Lines of data:

-=-=-=-=-

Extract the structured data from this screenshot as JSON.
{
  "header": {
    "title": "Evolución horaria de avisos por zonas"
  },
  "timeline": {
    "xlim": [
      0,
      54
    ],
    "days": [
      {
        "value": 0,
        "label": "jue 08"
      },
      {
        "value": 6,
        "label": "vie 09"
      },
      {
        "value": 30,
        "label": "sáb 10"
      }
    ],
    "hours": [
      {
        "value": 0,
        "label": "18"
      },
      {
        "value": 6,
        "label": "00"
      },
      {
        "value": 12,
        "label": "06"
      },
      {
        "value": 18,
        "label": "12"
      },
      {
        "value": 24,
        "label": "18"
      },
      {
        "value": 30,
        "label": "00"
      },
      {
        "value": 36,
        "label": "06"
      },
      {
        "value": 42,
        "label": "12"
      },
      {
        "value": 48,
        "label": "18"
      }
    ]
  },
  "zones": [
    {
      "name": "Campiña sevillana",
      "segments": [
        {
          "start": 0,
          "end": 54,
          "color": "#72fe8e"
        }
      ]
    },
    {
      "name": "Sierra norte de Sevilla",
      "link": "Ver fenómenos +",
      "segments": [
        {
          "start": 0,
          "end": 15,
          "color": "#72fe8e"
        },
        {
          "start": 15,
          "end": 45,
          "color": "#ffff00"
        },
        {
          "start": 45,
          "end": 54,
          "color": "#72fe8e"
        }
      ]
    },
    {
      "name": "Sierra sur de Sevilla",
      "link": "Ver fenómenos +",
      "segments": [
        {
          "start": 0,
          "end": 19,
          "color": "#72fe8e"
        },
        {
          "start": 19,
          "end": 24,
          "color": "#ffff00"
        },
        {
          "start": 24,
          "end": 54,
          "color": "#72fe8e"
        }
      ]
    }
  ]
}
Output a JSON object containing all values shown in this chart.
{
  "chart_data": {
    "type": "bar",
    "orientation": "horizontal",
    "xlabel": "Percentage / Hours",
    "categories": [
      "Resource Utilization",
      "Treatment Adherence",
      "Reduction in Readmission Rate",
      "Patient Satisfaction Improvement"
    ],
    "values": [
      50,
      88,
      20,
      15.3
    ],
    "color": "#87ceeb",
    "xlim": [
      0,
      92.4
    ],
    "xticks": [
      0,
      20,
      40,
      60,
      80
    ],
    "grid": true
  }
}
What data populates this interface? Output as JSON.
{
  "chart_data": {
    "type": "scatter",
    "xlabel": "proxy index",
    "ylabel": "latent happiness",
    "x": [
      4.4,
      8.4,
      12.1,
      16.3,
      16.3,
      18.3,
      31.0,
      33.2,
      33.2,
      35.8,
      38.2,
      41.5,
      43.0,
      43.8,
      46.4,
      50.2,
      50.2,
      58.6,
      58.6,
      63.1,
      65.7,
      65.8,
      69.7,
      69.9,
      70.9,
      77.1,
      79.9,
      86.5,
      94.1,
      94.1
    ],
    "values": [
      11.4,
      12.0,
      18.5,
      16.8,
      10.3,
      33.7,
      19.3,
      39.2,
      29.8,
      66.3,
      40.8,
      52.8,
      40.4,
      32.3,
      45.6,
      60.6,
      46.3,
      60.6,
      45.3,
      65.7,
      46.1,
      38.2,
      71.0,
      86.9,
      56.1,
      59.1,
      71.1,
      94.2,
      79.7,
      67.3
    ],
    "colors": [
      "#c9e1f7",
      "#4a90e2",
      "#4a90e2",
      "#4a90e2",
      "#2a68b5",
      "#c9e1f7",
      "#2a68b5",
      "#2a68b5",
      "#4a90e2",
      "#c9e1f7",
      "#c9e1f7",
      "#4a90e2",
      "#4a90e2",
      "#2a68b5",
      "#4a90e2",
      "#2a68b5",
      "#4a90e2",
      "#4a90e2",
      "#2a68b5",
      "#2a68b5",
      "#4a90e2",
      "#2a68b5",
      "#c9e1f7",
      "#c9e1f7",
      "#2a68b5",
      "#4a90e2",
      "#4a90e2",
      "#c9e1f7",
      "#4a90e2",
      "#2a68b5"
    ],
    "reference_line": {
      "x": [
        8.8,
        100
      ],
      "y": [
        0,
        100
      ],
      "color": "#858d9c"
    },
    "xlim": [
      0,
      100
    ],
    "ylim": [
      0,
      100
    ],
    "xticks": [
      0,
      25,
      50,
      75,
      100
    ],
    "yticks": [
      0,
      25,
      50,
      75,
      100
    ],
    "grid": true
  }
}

-=-=-=-=-

→ **What the task requires**:
Using the records above, pull out each line where the word "JSON" occurs.

→ **Correct result**:
Extract the structured data from this screenshot as JSON.
Output a JSON object containing all values shown in this chart.
What data populates this interface? Output as JSON.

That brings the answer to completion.